Render every line of the items below as a numbered list, leaving out blank lines and the picture placeholders.

[START OF LISTED ENTRIES]

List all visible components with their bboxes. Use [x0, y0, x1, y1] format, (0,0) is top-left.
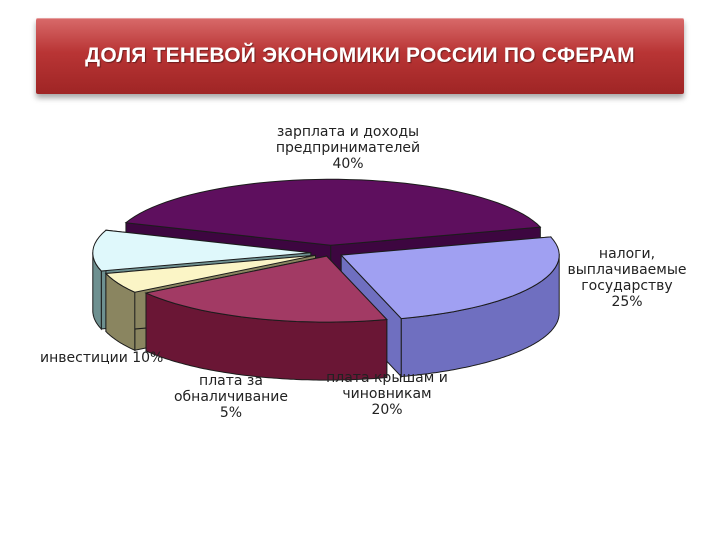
pie-slice-cashout: [104, 254, 316, 293]
title-banner: ДОЛЯ ТЕНЕВОЙ ЭКОНОМИКИ РОССИИ ПО СФЕРАМ: [36, 18, 684, 94]
pie-slice-salary: [124, 178, 542, 246]
slice-label-bribes: плата крышам и чиновникам 20%: [326, 370, 448, 418]
pie-slices: [92, 178, 560, 323]
slice-label-cashout: плата за обналичивание 5%: [173, 373, 289, 421]
pie-slice-taxes: [340, 236, 560, 320]
slice-label-taxes: налоги, выплачиваемые государству 25%: [567, 246, 687, 310]
pie-slice-bribes: [144, 255, 388, 323]
slice-label-investment: инвестиции 10%: [40, 350, 164, 366]
chart-title: ДОЛЯ ТЕНЕВОЙ ЭКОНОМИКИ РОССИИ ПО СФЕРАМ: [85, 44, 635, 67]
slice-label-salary: зарплата и доходы предпринимателей 40%: [275, 124, 421, 172]
pie-slice-investment: [92, 229, 311, 272]
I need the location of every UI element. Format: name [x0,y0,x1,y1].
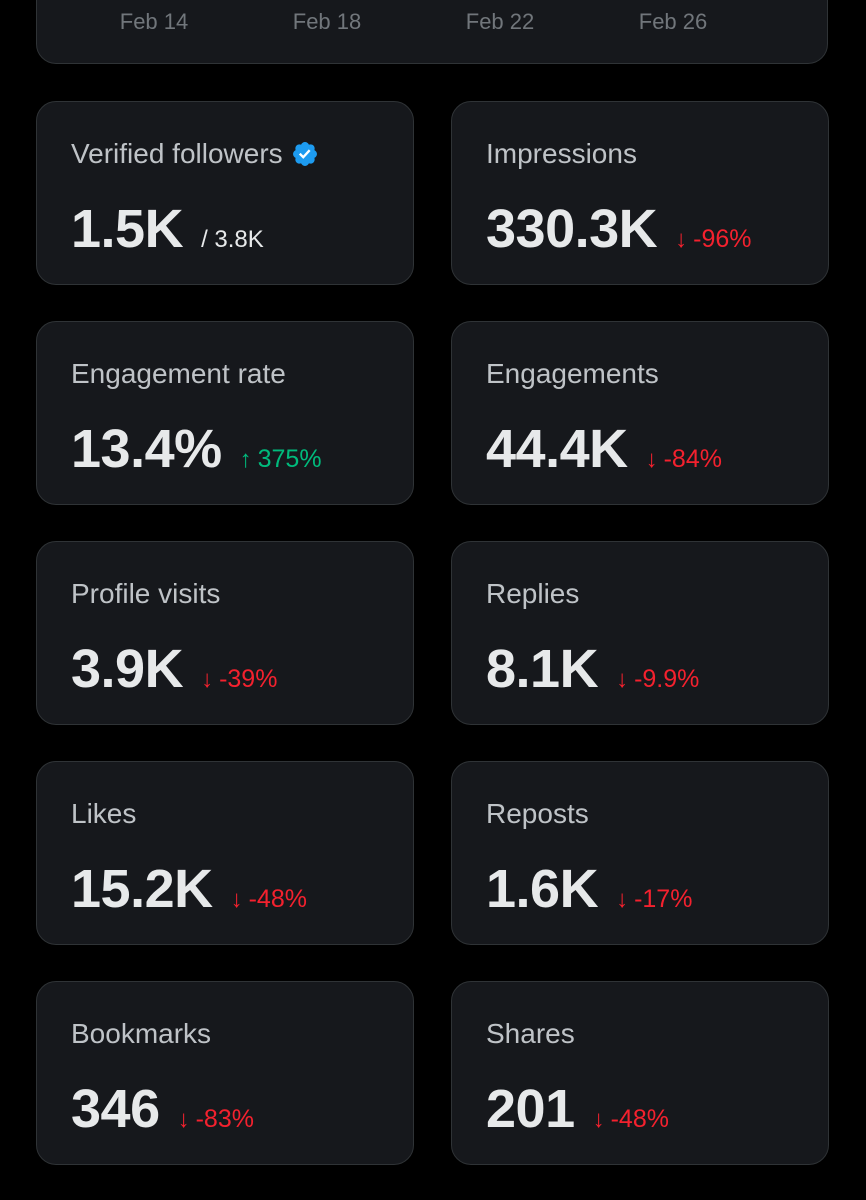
change-indicator: ↓ -17% [616,885,692,914]
arrow-down-icon: ↓ [616,886,629,913]
arrow-down-icon: ↓ [201,666,214,693]
change-percent: -48% [610,1105,669,1133]
metric-card-impressions[interactable]: Impressions 330.3K ↓ -96% [451,101,829,285]
chart-panel: Feb 14 Feb 18 Feb 22 Feb 26 [36,0,828,64]
arrow-down-icon: ↓ [675,226,688,253]
change-percent: 375% [257,445,322,473]
metric-value-row: 3.9K ↓ -39% [71,638,277,700]
change-indicator: ↓ -9.9% [616,665,699,694]
metric-label: Engagement rate [71,358,286,389]
metric-value: 346 [71,1079,160,1139]
change-indicator: ↑ 375% [240,445,322,474]
metric-label: Engagements [486,358,659,389]
change-percent: -83% [195,1105,254,1133]
change-indicator: ↓ -48% [231,885,307,914]
x-axis-tick: Feb 18 [292,9,362,34]
x-axis-tick: Feb 14 [119,9,189,34]
metric-label: Profile visits [71,578,221,609]
metric-label: Replies [486,578,580,609]
metric-label: Bookmarks [71,1018,212,1049]
metric-card-reposts[interactable]: Reposts 1.6K ↓ -17% [451,761,829,945]
metric-value-row: 330.3K ↓ -96% [486,198,752,260]
change-percent: -9.9% [634,665,700,693]
metric-label: Shares [486,1018,575,1049]
metric-value: 15.2K [71,859,213,919]
metric-label: Impressions [486,138,637,169]
change-percent: -17% [634,885,693,913]
change-indicator: ↓ -83% [178,1105,254,1134]
metric-label: Likes [71,798,137,829]
metric-value-row: 1.6K ↓ -17% [486,858,692,920]
arrow-down-icon: ↓ [616,666,629,693]
metric-value: 3.9K [71,639,184,699]
change-indicator: ↓ -48% [593,1105,669,1134]
metric-card-engagements[interactable]: Engagements 44.4K ↓ -84% [451,321,829,505]
metric-value: 13.4% [71,419,222,479]
metric-value: 44.4K [486,419,628,479]
metric-value: 201 [486,1079,575,1139]
metric-card-engagement-rate[interactable]: Engagement rate 13.4% ↑ 375% [36,321,414,505]
metric-label: Verified followers [71,138,283,169]
change-percent: -48% [248,885,307,913]
metric-card-verified-followers[interactable]: Verified followers 1.5K / 3.8K [36,101,414,285]
metric-value-row: 15.2K ↓ -48% [71,858,307,920]
arrow-down-icon: ↓ [592,1106,605,1133]
metric-card-bookmarks[interactable]: Bookmarks 346 ↓ -83% [36,981,414,1165]
metric-value-row: 1.5K / 3.8K [71,198,264,260]
change-indicator: ↓ -96% [675,225,751,254]
metric-label-row: Verified followers [71,138,319,170]
metric-value-row: 201 ↓ -48% [486,1078,669,1140]
arrow-up-icon: ↑ [239,446,252,473]
change-percent: -84% [663,445,722,473]
metric-card-shares[interactable]: Shares 201 ↓ -48% [451,981,829,1165]
change-indicator: ↓ -84% [646,445,722,474]
metric-value: 330.3K [486,199,658,259]
metric-value: 1.6K [486,859,599,919]
metric-card-replies[interactable]: Replies 8.1K ↓ -9.9% [451,541,829,725]
arrow-down-icon: ↓ [177,1106,190,1133]
change-percent: -96% [693,225,752,253]
metric-value-row: 44.4K ↓ -84% [486,418,722,480]
verified-badge-icon [291,140,319,168]
arrow-down-icon: ↓ [645,446,658,473]
metric-card-profile-visits[interactable]: Profile visits 3.9K ↓ -39% [36,541,414,725]
arrow-down-icon: ↓ [230,886,243,913]
metric-label: Reposts [486,798,589,829]
metric-value: 8.1K [486,639,599,699]
metric-card-likes[interactable]: Likes 15.2K ↓ -48% [36,761,414,945]
metric-value: 1.5K [71,199,184,259]
metric-value-row: 346 ↓ -83% [71,1078,254,1140]
x-axis-tick: Feb 22 [465,9,535,34]
metric-value-row: 13.4% ↑ 375% [71,418,322,480]
x-axis-tick: Feb 26 [638,9,708,34]
metric-total: / 3.8K [201,226,264,253]
change-percent: -39% [219,665,278,693]
metric-value-row: 8.1K ↓ -9.9% [486,638,699,700]
change-indicator: ↓ -39% [201,665,277,694]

[END OF LISTED ENTRIES]

» **COMPLETE RESPONSE**
1. List all visible components with their bboxes. Use [x0, y0, x1, y1] format, (0,0) is top-left.
2. pie-slice-cashout: [104, 254, 316, 293]
3. title-banner: ДОЛЯ ТЕНЕВОЙ ЭКОНОМИКИ РОССИИ ПО СФЕРАМ: [36, 18, 684, 94]
4. pie-slice-salary: [124, 178, 542, 246]
5. slice-label-bribes: плата крышам и чиновникам 20%: [326, 370, 448, 418]
6. pie-slices: [92, 178, 560, 323]
7. slice-label-cashout: плата за обналичивание 5%: [173, 373, 289, 421]
8. pie-slice-taxes: [340, 236, 560, 320]
9. slice-label-taxes: налоги, выплачиваемые государству 25%: [567, 246, 687, 310]
10. pie-slice-bribes: [144, 255, 388, 323]
11. slice-label-investment: инвестиции 10%: [40, 350, 164, 366]
12. chart-title: ДОЛЯ ТЕНЕВОЙ ЭКОНОМИКИ РОССИИ ПО СФЕРАМ: [85, 44, 635, 67]
13. slice-label-salary: зарплата и доходы предпринимателей 40%: [275, 124, 421, 172]
14. pie-slice-investment: [92, 229, 311, 272]
15. I need the location of every UI element. Format: name [x0,y0,x1,y1].
16. change-indicator: ↓ -17% [616,885,692,914]
17. arrow-down-icon: ↓ [616,886,629,913]
18. arrow-down-icon: ↓ [201,666,214,693]
19. change-percent: -48% [610,1105,669,1133]
20. metric-card-impressions[interactable]: Impressions 330.3K ↓ -96% [451,101,829,285]
21. chart-panel: Feb 14 Feb 18 Feb 22 Feb 26 [36,0,828,64]
22. arrow-down-icon: ↓ [675,226,688,253]
23. change-percent: 375% [257,445,322,473]
24. metric-value-row: 3.9K ↓ -39% [71,638,277,700]
25. change-indicator: ↓ -9.9% [616,665,699,694]
26. metric-label: Engagement rate [71,358,286,389]
27. metric-value: 346 [71,1079,160,1139]
28. change-indicator: ↑ 375% [240,445,322,474]
29. metric-label: Engagements [486,358,659,389]
30. change-percent: -83% [195,1105,254,1133]
31. change-indicator: ↓ -48% [231,885,307,914]
32. x-axis-tick: Feb 18 [292,9,362,34]
33. x-axis-tick: Feb 14 [119,9,189,34]
34. metric-label: Profile visits [71,578,221,609]
35. metric-label: Replies [486,578,580,609]
36. metric-label: Bookmarks [71,1018,212,1049]
37. metric-card-reposts[interactable]: Reposts 1.6K ↓ -17% [451,761,829,945]
38. metric-value-row: 330.3K ↓ -96% [486,198,752,260]
39. change-percent: -9.9% [634,665,700,693]
40. metric-label: Shares [486,1018,575,1049]
41. metric-value: 15.2K [71,859,213,919]
42. metric-label: Impressions [486,138,637,169]
43. change-percent: -17% [634,885,693,913]
44. change-indicator: ↓ -83% [178,1105,254,1134]
45. metric-label: Likes [71,798,137,829]
46. metric-value-row: 1.6K ↓ -17% [486,858,692,920]
47. arrow-down-icon: ↓ [616,666,629,693]
48. metric-value: 3.9K [71,639,184,699]
49. change-indicator: ↓ -48% [593,1105,669,1134]
50. metric-card-engagements[interactable]: Engagements 44.4K ↓ -84% [451,321,829,505]
51. metric-value: 13.4% [71,419,222,479]
52. metric-value: 44.4K [486,419,628,479]
53. metric-value: 201 [486,1079,575,1139]
54. metric-card-engagement-rate[interactable]: Engagement rate 13.4% ↑ 375% [36,321,414,505]
55. metric-label: Verified followers [71,138,283,169]
56. change-percent: -48% [248,885,307,913]
57. metric-card-verified-followers[interactable]: Verified followers 1.5K / 3.8K [36,101,414,285]
58. metric-value-row: 15.2K ↓ -48% [71,858,307,920]
59. arrow-down-icon: ↓ [592,1106,605,1133]
60. metric-card-bookmarks[interactable]: Bookmarks 346 ↓ -83% [36,981,414,1165]
61. metric-value-row: 1.5K / 3.8K [71,198,264,260]
62. change-indicator: ↓ -96% [675,225,751,254]
63. metric-label-row: Verified followers [71,138,319,170]
64. metric-value-row: 201 ↓ -48% [486,1078,669,1140]
65. arrow-up-icon: ↑ [239,446,252,473]
66. change-percent: -84% [663,445,722,473]
67. metric-card-shares[interactable]: Shares 201 ↓ -48% [451,981,829,1165]
68. change-indicator: ↓ -84% [646,445,722,474]
69. metric-value: 330.3K [486,199,658,259]
70. metric-value: 1.6K [486,859,599,919]
71. metric-card-replies[interactable]: Replies 8.1K ↓ -9.9% [451,541,829,725]
72. arrow-down-icon: ↓ [177,1106,190,1133]
73. change-percent: -96% [693,225,752,253]
74. metric-value-row: 44.4K ↓ -84% [486,418,722,480]
75. verified-badge-icon [291,140,319,168]
76. arrow-down-icon: ↓ [645,446,658,473]
77. metric-card-profile-visits[interactable]: Profile visits 3.9K ↓ -39% [36,541,414,725]
78. arrow-down-icon: ↓ [230,886,243,913]
79. metric-label: Reposts [486,798,589,829]
80. metric-value: 8.1K [486,639,599,699]
81. metric-card-likes[interactable]: Likes 15.2K ↓ -48% [36,761,414,945]
82. metric-value: 1.5K [71,199,184,259]
83. metric-value-row: 346 ↓ -83% [71,1078,254,1140]
84. x-axis-tick: Feb 22 [465,9,535,34]
85. metric-value-row: 13.4% ↑ 375% [71,418,322,480]
86. x-axis-tick: Feb 26 [638,9,708,34]
87. metric-total: / 3.8K [201,226,264,253]
88. change-percent: -39% [219,665,278,693]
89. metric-value-row: 8.1K ↓ -9.9% [486,638,699,700]
90. change-indicator: ↓ -39% [201,665,277,694]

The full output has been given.